— REQUEST —
Please print every one of the records below line for line, without altering a character. Leave out the pictures.

** Start of RECORDS SHOWN **

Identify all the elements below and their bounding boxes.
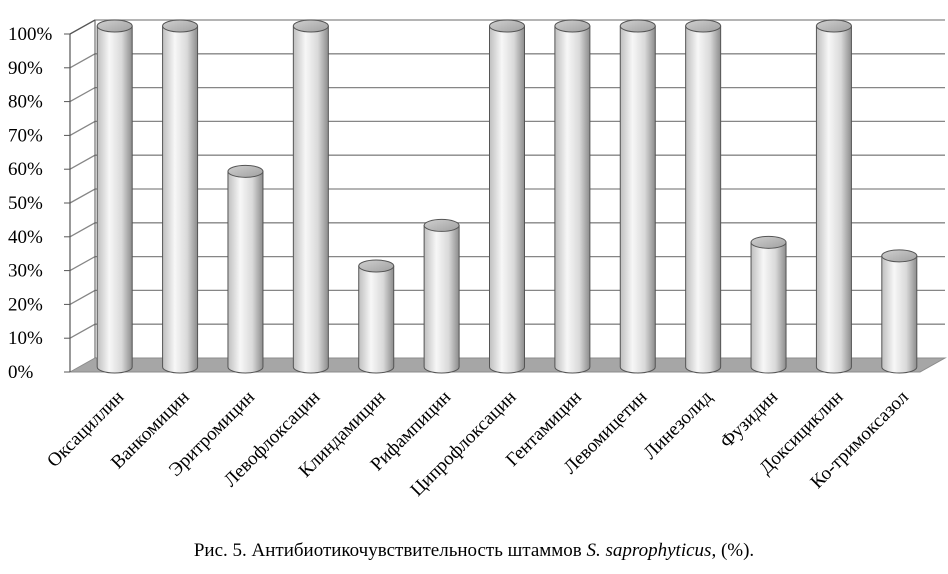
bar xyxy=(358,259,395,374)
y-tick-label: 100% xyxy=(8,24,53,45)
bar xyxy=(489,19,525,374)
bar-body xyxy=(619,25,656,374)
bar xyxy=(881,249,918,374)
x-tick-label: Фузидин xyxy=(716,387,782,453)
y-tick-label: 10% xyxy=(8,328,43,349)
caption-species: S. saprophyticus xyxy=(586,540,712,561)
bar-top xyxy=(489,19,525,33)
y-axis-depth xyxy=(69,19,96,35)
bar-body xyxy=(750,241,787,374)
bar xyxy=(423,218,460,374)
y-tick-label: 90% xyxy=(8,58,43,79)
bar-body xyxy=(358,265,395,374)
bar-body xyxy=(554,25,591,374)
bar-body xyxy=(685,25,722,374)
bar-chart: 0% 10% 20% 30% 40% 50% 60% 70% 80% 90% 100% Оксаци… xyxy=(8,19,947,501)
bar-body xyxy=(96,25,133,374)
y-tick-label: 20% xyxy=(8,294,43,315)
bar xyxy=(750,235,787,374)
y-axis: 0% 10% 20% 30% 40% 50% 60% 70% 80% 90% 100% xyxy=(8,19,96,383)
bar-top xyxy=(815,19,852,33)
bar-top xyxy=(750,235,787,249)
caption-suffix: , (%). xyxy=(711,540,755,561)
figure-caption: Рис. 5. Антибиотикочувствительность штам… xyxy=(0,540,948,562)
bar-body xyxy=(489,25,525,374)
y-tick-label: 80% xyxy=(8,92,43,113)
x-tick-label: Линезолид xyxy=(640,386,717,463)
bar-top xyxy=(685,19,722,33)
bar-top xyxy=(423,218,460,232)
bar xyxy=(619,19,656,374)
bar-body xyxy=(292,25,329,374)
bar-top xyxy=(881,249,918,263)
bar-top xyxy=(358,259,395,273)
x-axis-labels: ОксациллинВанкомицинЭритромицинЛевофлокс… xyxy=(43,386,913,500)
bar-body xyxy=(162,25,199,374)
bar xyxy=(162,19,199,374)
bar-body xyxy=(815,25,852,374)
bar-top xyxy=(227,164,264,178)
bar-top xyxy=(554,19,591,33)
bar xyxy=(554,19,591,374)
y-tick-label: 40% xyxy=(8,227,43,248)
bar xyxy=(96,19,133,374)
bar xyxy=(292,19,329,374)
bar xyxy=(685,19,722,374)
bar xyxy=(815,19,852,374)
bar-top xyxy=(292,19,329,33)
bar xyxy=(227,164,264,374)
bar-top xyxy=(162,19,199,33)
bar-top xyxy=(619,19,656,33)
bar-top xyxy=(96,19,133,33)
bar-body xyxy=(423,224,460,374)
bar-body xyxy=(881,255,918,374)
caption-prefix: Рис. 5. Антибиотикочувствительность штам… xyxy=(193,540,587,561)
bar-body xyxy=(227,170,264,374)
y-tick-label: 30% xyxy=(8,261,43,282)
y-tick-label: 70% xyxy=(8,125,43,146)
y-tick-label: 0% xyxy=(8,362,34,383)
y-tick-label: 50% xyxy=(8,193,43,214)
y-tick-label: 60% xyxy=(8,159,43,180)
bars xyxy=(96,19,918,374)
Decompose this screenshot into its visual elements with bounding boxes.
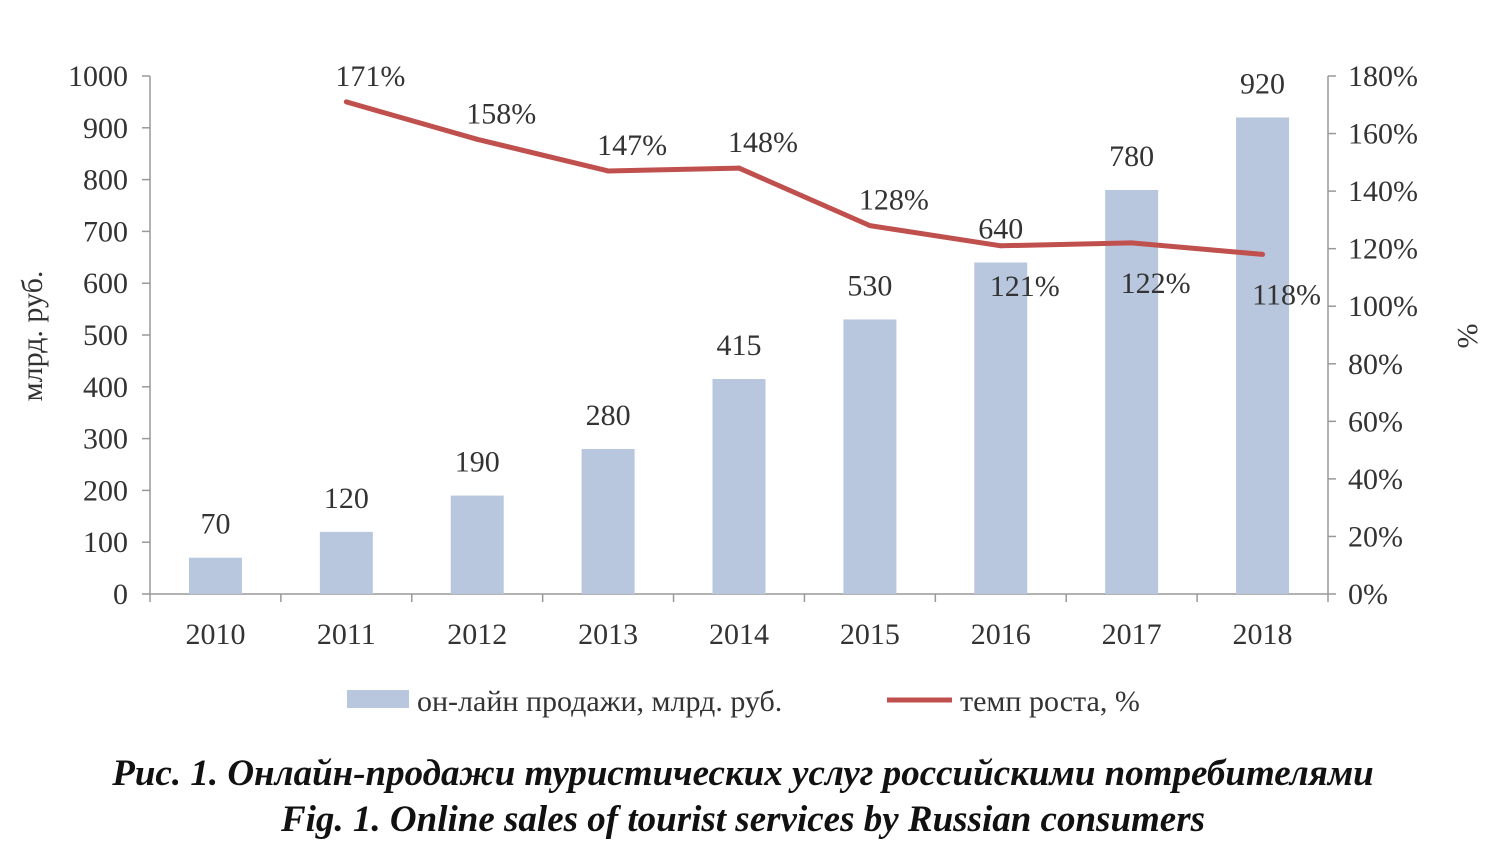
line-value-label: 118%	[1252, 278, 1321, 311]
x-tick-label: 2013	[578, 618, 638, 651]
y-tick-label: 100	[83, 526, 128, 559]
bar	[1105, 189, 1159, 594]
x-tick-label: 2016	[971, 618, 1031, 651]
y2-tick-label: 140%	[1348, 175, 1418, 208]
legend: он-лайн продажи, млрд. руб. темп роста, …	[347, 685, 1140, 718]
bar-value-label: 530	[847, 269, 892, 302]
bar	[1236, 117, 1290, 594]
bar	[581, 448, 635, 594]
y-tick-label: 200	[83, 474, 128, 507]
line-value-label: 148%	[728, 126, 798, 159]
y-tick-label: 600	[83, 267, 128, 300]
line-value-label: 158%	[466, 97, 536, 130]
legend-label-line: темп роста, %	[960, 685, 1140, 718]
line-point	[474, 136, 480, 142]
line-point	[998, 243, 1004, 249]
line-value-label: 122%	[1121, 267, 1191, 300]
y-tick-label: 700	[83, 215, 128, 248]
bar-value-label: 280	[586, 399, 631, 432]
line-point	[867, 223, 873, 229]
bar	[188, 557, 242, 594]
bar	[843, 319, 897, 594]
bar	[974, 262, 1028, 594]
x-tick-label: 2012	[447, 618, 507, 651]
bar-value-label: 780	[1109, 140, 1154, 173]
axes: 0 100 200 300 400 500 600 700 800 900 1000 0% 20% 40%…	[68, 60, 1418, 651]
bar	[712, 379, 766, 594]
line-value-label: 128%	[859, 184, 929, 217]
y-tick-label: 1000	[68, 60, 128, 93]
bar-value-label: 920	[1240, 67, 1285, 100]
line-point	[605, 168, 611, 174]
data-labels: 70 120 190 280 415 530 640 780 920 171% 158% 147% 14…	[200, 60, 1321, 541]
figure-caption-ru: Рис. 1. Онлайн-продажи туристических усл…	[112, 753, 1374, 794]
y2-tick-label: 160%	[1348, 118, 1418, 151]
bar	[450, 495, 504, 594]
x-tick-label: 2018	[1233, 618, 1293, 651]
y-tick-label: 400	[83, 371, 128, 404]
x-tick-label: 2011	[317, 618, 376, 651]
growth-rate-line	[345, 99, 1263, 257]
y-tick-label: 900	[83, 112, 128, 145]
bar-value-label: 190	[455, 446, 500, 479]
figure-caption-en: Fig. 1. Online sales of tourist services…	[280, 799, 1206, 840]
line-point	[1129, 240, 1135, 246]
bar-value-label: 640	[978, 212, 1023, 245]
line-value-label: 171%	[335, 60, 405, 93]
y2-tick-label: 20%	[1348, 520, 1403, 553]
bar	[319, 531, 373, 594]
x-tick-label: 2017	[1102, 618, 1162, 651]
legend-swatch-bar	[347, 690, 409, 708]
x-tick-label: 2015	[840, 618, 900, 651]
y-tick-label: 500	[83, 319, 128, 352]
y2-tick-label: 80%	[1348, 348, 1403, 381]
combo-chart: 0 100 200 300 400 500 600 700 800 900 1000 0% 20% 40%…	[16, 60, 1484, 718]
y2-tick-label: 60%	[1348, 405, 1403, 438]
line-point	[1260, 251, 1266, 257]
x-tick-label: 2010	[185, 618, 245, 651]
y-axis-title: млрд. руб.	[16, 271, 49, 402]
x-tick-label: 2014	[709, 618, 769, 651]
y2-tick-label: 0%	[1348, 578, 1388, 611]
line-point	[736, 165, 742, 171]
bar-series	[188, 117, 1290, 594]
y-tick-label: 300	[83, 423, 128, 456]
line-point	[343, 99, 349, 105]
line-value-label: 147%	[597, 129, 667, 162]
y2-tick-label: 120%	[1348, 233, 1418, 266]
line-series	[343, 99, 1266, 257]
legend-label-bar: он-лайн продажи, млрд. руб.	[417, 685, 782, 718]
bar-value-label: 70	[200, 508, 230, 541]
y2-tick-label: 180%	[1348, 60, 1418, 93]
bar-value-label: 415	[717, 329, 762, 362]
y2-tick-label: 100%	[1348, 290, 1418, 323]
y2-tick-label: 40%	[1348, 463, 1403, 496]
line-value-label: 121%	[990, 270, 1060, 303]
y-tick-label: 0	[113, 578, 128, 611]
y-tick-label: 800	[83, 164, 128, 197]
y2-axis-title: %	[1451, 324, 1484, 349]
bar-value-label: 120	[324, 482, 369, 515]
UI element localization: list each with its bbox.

** End of RECORDS SHOWN **

— SOLUTION FOR THIS PROBLEM —
Identify all the elements below and their bounding boxes.
bar xyxy=(358,259,395,374)
y-tick-label: 100% xyxy=(8,24,53,45)
bar xyxy=(489,19,525,374)
bar-body xyxy=(619,25,656,374)
bar xyxy=(881,249,918,374)
x-tick-label: Фузидин xyxy=(716,387,782,453)
y-tick-label: 10% xyxy=(8,328,43,349)
caption-species: S. saprophyticus xyxy=(586,540,712,561)
bar-top xyxy=(489,19,525,33)
y-axis-depth xyxy=(69,19,96,35)
bar-body xyxy=(750,241,787,374)
bar xyxy=(423,218,460,374)
y-tick-label: 90% xyxy=(8,58,43,79)
bar-body xyxy=(358,265,395,374)
bar-body xyxy=(554,25,591,374)
bar-body xyxy=(685,25,722,374)
bar-chart: 0% 10% 20% 30% 40% 50% 60% 70% 80% 90% 100% Оксаци… xyxy=(8,19,947,501)
bar-body xyxy=(96,25,133,374)
y-tick-label: 20% xyxy=(8,294,43,315)
bar xyxy=(750,235,787,374)
y-axis: 0% 10% 20% 30% 40% 50% 60% 70% 80% 90% 100% xyxy=(8,19,96,383)
bar-top xyxy=(815,19,852,33)
bar-top xyxy=(750,235,787,249)
caption-suffix: , (%). xyxy=(711,540,755,561)
figure-caption: Рис. 5. Антибиотикочувствительность штам… xyxy=(0,540,948,562)
bar-body xyxy=(489,25,525,374)
y-tick-label: 80% xyxy=(8,92,43,113)
x-tick-label: Линезолид xyxy=(640,386,717,463)
bar-top xyxy=(685,19,722,33)
bar-top xyxy=(423,218,460,232)
bar xyxy=(619,19,656,374)
bar-body xyxy=(292,25,329,374)
bar-top xyxy=(881,249,918,263)
bar-top xyxy=(358,259,395,273)
x-axis-labels: ОксациллинВанкомицинЭритромицинЛевофлокс… xyxy=(43,386,913,500)
bar-body xyxy=(162,25,199,374)
bar xyxy=(162,19,199,374)
bar-body xyxy=(815,25,852,374)
bar-top xyxy=(227,164,264,178)
bar-top xyxy=(554,19,591,33)
bar xyxy=(554,19,591,374)
y-tick-label: 40% xyxy=(8,227,43,248)
bar xyxy=(96,19,133,374)
bar xyxy=(292,19,329,374)
bar xyxy=(685,19,722,374)
bar xyxy=(815,19,852,374)
bar-top xyxy=(292,19,329,33)
bar xyxy=(227,164,264,374)
bar-top xyxy=(162,19,199,33)
bar-top xyxy=(619,19,656,33)
bar-top xyxy=(96,19,133,33)
bar-body xyxy=(423,224,460,374)
bar-body xyxy=(881,255,918,374)
caption-prefix: Рис. 5. Антибиотикочувствительность штам… xyxy=(193,540,587,561)
bar-body xyxy=(227,170,264,374)
y-tick-label: 30% xyxy=(8,261,43,282)
y-tick-label: 70% xyxy=(8,125,43,146)
y-tick-label: 0% xyxy=(8,362,34,383)
y-tick-label: 50% xyxy=(8,193,43,214)
y-tick-label: 60% xyxy=(8,159,43,180)
bars xyxy=(96,19,918,374)
Decompose this screenshot into its visual elements with bounding boxes.
line-value-label: 118%	[1252, 278, 1321, 311]
x-tick-label: 2013	[578, 618, 638, 651]
y-tick-label: 100	[83, 526, 128, 559]
bar	[1105, 189, 1159, 594]
x-tick-label: 2016	[971, 618, 1031, 651]
y2-tick-label: 140%	[1348, 175, 1418, 208]
legend: он-лайн продажи, млрд. руб. темп роста, …	[347, 685, 1140, 718]
bar-value-label: 530	[847, 269, 892, 302]
bar	[1236, 117, 1290, 594]
bar	[581, 448, 635, 594]
y-tick-label: 200	[83, 474, 128, 507]
line-value-label: 148%	[728, 126, 798, 159]
y-tick-label: 600	[83, 267, 128, 300]
line-value-label: 158%	[466, 97, 536, 130]
legend-label-line: темп роста, %	[960, 685, 1140, 718]
line-point	[474, 136, 480, 142]
line-point	[998, 243, 1004, 249]
line-value-label: 122%	[1121, 267, 1191, 300]
y-tick-label: 700	[83, 215, 128, 248]
bar-value-label: 280	[586, 399, 631, 432]
line-point	[867, 223, 873, 229]
bar	[188, 557, 242, 594]
bar	[843, 319, 897, 594]
bar	[974, 262, 1028, 594]
x-tick-label: 2012	[447, 618, 507, 651]
bar-value-label: 780	[1109, 140, 1154, 173]
axes: 0 100 200 300 400 500 600 700 800 900 1000 0% 20% 40%…	[68, 60, 1418, 651]
bar	[712, 379, 766, 594]
line-value-label: 128%	[859, 184, 929, 217]
y-tick-label: 1000	[68, 60, 128, 93]
bar-value-label: 920	[1240, 67, 1285, 100]
line-point	[605, 168, 611, 174]
data-labels: 70 120 190 280 415 530 640 780 920 171% 158% 147% 14…	[200, 60, 1321, 541]
figure-caption-ru: Рис. 1. Онлайн-продажи туристических усл…	[112, 753, 1374, 794]
y2-tick-label: 160%	[1348, 118, 1418, 151]
bar	[450, 495, 504, 594]
x-tick-label: 2018	[1233, 618, 1293, 651]
y-tick-label: 400	[83, 371, 128, 404]
x-tick-label: 2011	[317, 618, 376, 651]
growth-rate-line	[345, 99, 1263, 257]
y-tick-label: 900	[83, 112, 128, 145]
bar-value-label: 190	[455, 446, 500, 479]
figure-caption-en: Fig. 1. Online sales of tourist services…	[280, 799, 1206, 840]
line-point	[1129, 240, 1135, 246]
bar-value-label: 640	[978, 212, 1023, 245]
line-value-label: 171%	[335, 60, 405, 93]
y2-tick-label: 20%	[1348, 520, 1403, 553]
bar	[319, 531, 373, 594]
x-tick-label: 2017	[1102, 618, 1162, 651]
legend-swatch-bar	[347, 690, 409, 708]
x-tick-label: 2015	[840, 618, 900, 651]
y-tick-label: 500	[83, 319, 128, 352]
y2-tick-label: 80%	[1348, 348, 1403, 381]
combo-chart: 0 100 200 300 400 500 600 700 800 900 1000 0% 20% 40%…	[16, 60, 1484, 718]
y2-tick-label: 60%	[1348, 405, 1403, 438]
line-point	[1260, 251, 1266, 257]
x-tick-label: 2010	[185, 618, 245, 651]
y-axis-title: млрд. руб.	[16, 271, 49, 402]
x-tick-label: 2014	[709, 618, 769, 651]
y2-tick-label: 0%	[1348, 578, 1388, 611]
line-point	[736, 165, 742, 171]
bar-series	[188, 117, 1290, 594]
y-tick-label: 300	[83, 423, 128, 456]
line-point	[343, 99, 349, 105]
line-value-label: 147%	[597, 129, 667, 162]
y2-tick-label: 120%	[1348, 233, 1418, 266]
line-series	[343, 99, 1266, 257]
legend-label-bar: он-лайн продажи, млрд. руб.	[417, 685, 782, 718]
bar-value-label: 70	[200, 508, 230, 541]
y2-tick-label: 180%	[1348, 60, 1418, 93]
bar-value-label: 415	[717, 329, 762, 362]
y2-tick-label: 100%	[1348, 290, 1418, 323]
y2-tick-label: 40%	[1348, 463, 1403, 496]
line-value-label: 121%	[990, 270, 1060, 303]
y-tick-label: 0	[113, 578, 128, 611]
y-tick-label: 800	[83, 164, 128, 197]
y2-axis-title: %	[1451, 324, 1484, 349]
bar-value-label: 120	[324, 482, 369, 515]
UI element localization: list each with its bbox.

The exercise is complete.